[Figure record extracts]
________

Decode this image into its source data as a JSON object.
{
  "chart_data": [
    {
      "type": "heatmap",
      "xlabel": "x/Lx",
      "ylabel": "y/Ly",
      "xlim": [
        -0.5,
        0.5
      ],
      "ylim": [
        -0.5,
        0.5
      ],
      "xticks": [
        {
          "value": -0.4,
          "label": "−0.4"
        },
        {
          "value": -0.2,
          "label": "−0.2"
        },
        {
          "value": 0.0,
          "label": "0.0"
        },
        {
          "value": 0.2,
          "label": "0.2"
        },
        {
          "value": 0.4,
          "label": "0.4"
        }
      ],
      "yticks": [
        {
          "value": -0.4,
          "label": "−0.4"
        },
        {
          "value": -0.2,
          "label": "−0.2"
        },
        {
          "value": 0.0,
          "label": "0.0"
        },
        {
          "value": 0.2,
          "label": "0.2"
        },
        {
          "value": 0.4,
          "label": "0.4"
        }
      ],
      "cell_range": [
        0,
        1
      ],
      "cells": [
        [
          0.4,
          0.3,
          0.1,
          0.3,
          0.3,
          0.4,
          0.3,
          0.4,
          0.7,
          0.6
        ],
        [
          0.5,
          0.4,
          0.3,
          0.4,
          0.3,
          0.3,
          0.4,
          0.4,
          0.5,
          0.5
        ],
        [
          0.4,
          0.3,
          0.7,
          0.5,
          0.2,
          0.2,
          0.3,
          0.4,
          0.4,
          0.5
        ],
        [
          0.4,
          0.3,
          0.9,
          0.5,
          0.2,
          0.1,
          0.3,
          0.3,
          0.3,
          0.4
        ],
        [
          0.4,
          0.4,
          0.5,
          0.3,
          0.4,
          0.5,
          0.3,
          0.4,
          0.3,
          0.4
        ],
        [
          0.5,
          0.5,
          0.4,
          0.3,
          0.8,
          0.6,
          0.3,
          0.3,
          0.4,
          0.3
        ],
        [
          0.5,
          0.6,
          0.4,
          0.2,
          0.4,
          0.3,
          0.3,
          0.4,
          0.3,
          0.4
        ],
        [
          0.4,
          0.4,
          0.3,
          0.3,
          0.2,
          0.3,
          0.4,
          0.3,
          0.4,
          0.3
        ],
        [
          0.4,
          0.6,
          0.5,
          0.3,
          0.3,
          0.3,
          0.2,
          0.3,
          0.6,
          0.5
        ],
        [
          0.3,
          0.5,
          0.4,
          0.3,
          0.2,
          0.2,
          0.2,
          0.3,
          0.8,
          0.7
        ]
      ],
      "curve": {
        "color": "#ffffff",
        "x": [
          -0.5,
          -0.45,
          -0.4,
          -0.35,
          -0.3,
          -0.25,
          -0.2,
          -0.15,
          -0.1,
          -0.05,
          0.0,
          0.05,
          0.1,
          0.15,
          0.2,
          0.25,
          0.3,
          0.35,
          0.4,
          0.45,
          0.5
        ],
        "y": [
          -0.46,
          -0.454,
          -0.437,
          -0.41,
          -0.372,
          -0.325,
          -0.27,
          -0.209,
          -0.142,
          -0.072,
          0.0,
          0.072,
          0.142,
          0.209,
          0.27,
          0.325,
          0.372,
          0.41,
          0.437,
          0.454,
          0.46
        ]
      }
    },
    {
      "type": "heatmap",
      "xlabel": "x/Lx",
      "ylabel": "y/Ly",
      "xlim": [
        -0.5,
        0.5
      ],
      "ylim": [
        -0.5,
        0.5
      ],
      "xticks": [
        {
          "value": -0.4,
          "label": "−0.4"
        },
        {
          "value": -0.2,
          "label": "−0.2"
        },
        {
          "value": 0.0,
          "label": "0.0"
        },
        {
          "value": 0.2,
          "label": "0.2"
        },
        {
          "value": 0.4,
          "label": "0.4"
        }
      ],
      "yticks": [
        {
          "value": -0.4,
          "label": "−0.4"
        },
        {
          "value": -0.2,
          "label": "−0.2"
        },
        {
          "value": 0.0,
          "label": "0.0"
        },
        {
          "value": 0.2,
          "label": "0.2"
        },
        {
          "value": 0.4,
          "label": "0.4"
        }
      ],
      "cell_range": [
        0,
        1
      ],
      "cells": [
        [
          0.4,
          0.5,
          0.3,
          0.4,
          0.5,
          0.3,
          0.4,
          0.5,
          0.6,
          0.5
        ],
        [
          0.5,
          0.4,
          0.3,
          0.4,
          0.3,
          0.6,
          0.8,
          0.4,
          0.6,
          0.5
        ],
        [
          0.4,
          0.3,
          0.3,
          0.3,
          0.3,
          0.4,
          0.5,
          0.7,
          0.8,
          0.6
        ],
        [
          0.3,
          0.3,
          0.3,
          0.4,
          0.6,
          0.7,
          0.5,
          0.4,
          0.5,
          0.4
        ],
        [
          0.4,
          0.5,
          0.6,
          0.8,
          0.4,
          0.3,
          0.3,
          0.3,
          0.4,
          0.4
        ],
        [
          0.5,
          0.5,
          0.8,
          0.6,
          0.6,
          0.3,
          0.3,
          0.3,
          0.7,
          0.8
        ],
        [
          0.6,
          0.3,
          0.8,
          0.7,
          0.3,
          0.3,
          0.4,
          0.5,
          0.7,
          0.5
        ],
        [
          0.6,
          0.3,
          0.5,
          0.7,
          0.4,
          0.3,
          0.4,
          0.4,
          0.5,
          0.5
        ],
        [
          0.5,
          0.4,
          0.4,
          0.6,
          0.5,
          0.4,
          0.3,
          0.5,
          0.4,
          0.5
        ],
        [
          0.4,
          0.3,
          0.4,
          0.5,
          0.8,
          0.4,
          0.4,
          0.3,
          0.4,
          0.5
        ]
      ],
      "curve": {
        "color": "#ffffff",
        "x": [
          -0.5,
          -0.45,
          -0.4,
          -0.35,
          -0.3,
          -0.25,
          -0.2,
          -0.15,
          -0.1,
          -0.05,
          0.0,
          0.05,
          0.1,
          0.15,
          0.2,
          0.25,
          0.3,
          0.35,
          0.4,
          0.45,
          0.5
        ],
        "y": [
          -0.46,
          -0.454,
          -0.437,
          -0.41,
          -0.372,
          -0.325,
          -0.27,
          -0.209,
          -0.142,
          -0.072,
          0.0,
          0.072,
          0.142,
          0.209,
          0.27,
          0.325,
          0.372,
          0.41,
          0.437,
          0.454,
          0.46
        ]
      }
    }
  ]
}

________

Repeat the lines above exactly.

**EXERCISE RESPONSE**
Decode this image into its source data as a JSON object.
{
  "chart_data": [
    {
      "type": "heatmap",
      "xlabel": "x/Lx",
      "ylabel": "y/Ly",
      "xlim": [
        -0.5,
        0.5
      ],
      "ylim": [
        -0.5,
        0.5
      ],
      "xticks": [
        {
          "value": -0.4,
          "label": "−0.4"
        },
        {
          "value": -0.2,
          "label": "−0.2"
        },
        {
          "value": 0.0,
          "label": "0.0"
        },
        {
          "value": 0.2,
          "label": "0.2"
        },
        {
          "value": 0.4,
          "label": "0.4"
        }
      ],
      "yticks": [
        {
          "value": -0.4,
          "label": "−0.4"
        },
        {
          "value": -0.2,
          "label": "−0.2"
        },
        {
          "value": 0.0,
          "label": "0.0"
        },
        {
          "value": 0.2,
          "label": "0.2"
        },
        {
          "value": 0.4,
          "label": "0.4"
        }
      ],
      "cell_range": [
        0,
        1
      ],
      "cells": [
        [
          0.4,
          0.3,
          0.1,
          0.3,
          0.3,
          0.4,
          0.3,
          0.4,
          0.7,
          0.6
        ],
        [
          0.5,
          0.4,
          0.3,
          0.4,
          0.3,
          0.3,
          0.4,
          0.4,
          0.5,
          0.5
        ],
        [
          0.4,
          0.3,
          0.7,
          0.5,
          0.2,
          0.2,
          0.3,
          0.4,
          0.4,
          0.5
        ],
        [
          0.4,
          0.3,
          0.9,
          0.5,
          0.2,
          0.1,
          0.3,
          0.3,
          0.3,
          0.4
        ],
        [
          0.4,
          0.4,
          0.5,
          0.3,
          0.4,
          0.5,
          0.3,
          0.4,
          0.3,
          0.4
        ],
        [
          0.5,
          0.5,
          0.4,
          0.3,
          0.8,
          0.6,
          0.3,
          0.3,
          0.4,
          0.3
        ],
        [
          0.5,
          0.6,
          0.4,
          0.2,
          0.4,
          0.3,
          0.3,
          0.4,
          0.3,
          0.4
        ],
        [
          0.4,
          0.4,
          0.3,
          0.3,
          0.2,
          0.3,
          0.4,
          0.3,
          0.4,
          0.3
        ],
        [
          0.4,
          0.6,
          0.5,
          0.3,
          0.3,
          0.3,
          0.2,
          0.3,
          0.6,
          0.5
        ],
        [
          0.3,
          0.5,
          0.4,
          0.3,
          0.2,
          0.2,
          0.2,
          0.3,
          0.8,
          0.7
        ]
      ],
      "curve": {
        "color": "#ffffff",
        "x": [
          -0.5,
          -0.45,
          -0.4,
          -0.35,
          -0.3,
          -0.25,
          -0.2,
          -0.15,
          -0.1,
          -0.05,
          0.0,
          0.05,
          0.1,
          0.15,
          0.2,
          0.25,
          0.3,
          0.35,
          0.4,
          0.45,
          0.5
        ],
        "y": [
          -0.46,
          -0.454,
          -0.437,
          -0.41,
          -0.372,
          -0.325,
          -0.27,
          -0.209,
          -0.142,
          -0.072,
          0.0,
          0.072,
          0.142,
          0.209,
          0.27,
          0.325,
          0.372,
          0.41,
          0.437,
          0.454,
          0.46
        ]
      }
    },
    {
      "type": "heatmap",
      "xlabel": "x/Lx",
      "ylabel": "y/Ly",
      "xlim": [
        -0.5,
        0.5
      ],
      "ylim": [
        -0.5,
        0.5
      ],
      "xticks": [
        {
          "value": -0.4,
          "label": "−0.4"
        },
        {
          "value": -0.2,
          "label": "−0.2"
        },
        {
          "value": 0.0,
          "label": "0.0"
        },
        {
          "value": 0.2,
          "label": "0.2"
        },
        {
          "value": 0.4,
          "label": "0.4"
        }
      ],
      "yticks": [
        {
          "value": -0.4,
          "label": "−0.4"
        },
        {
          "value": -0.2,
          "label": "−0.2"
        },
        {
          "value": 0.0,
          "label": "0.0"
        },
        {
          "value": 0.2,
          "label": "0.2"
        },
        {
          "value": 0.4,
          "label": "0.4"
        }
      ],
      "cell_range": [
        0,
        1
      ],
      "cells": [
        [
          0.4,
          0.5,
          0.3,
          0.4,
          0.5,
          0.3,
          0.4,
          0.5,
          0.6,
          0.5
        ],
        [
          0.5,
          0.4,
          0.3,
          0.4,
          0.3,
          0.6,
          0.8,
          0.4,
          0.6,
          0.5
        ],
        [
          0.4,
          0.3,
          0.3,
          0.3,
          0.3,
          0.4,
          0.5,
          0.7,
          0.8,
          0.6
        ],
        [
          0.3,
          0.3,
          0.3,
          0.4,
          0.6,
          0.7,
          0.5,
          0.4,
          0.5,
          0.4
        ],
        [
          0.4,
          0.5,
          0.6,
          0.8,
          0.4,
          0.3,
          0.3,
          0.3,
          0.4,
          0.4
        ],
        [
          0.5,
          0.5,
          0.8,
          0.6,
          0.6,
          0.3,
          0.3,
          0.3,
          0.7,
          0.8
        ],
        [
          0.6,
          0.3,
          0.8,
          0.7,
          0.3,
          0.3,
          0.4,
          0.5,
          0.7,
          0.5
        ],
        [
          0.6,
          0.3,
          0.5,
          0.7,
          0.4,
          0.3,
          0.4,
          0.4,
          0.5,
          0.5
        ],
        [
          0.5,
          0.4,
          0.4,
          0.6,
          0.5,
          0.4,
          0.3,
          0.5,
          0.4,
          0.5
        ],
        [
          0.4,
          0.3,
          0.4,
          0.5,
          0.8,
          0.4,
          0.4,
          0.3,
          0.4,
          0.5
        ]
      ],
      "curve": {
        "color": "#ffffff",
        "x": [
          -0.5,
          -0.45,
          -0.4,
          -0.35,
          -0.3,
          -0.25,
          -0.2,
          -0.15,
          -0.1,
          -0.05,
          0.0,
          0.05,
          0.1,
          0.15,
          0.2,
          0.25,
          0.3,
          0.35,
          0.4,
          0.45,
          0.5
        ],
        "y": [
          -0.46,
          -0.454,
          -0.437,
          -0.41,
          -0.372,
          -0.325,
          -0.27,
          -0.209,
          -0.142,
          -0.072,
          0.0,
          0.072,
          0.142,
          0.209,
          0.27,
          0.325,
          0.372,
          0.41,
          0.437,
          0.454,
          0.46
        ]
      }
    }
  ]
}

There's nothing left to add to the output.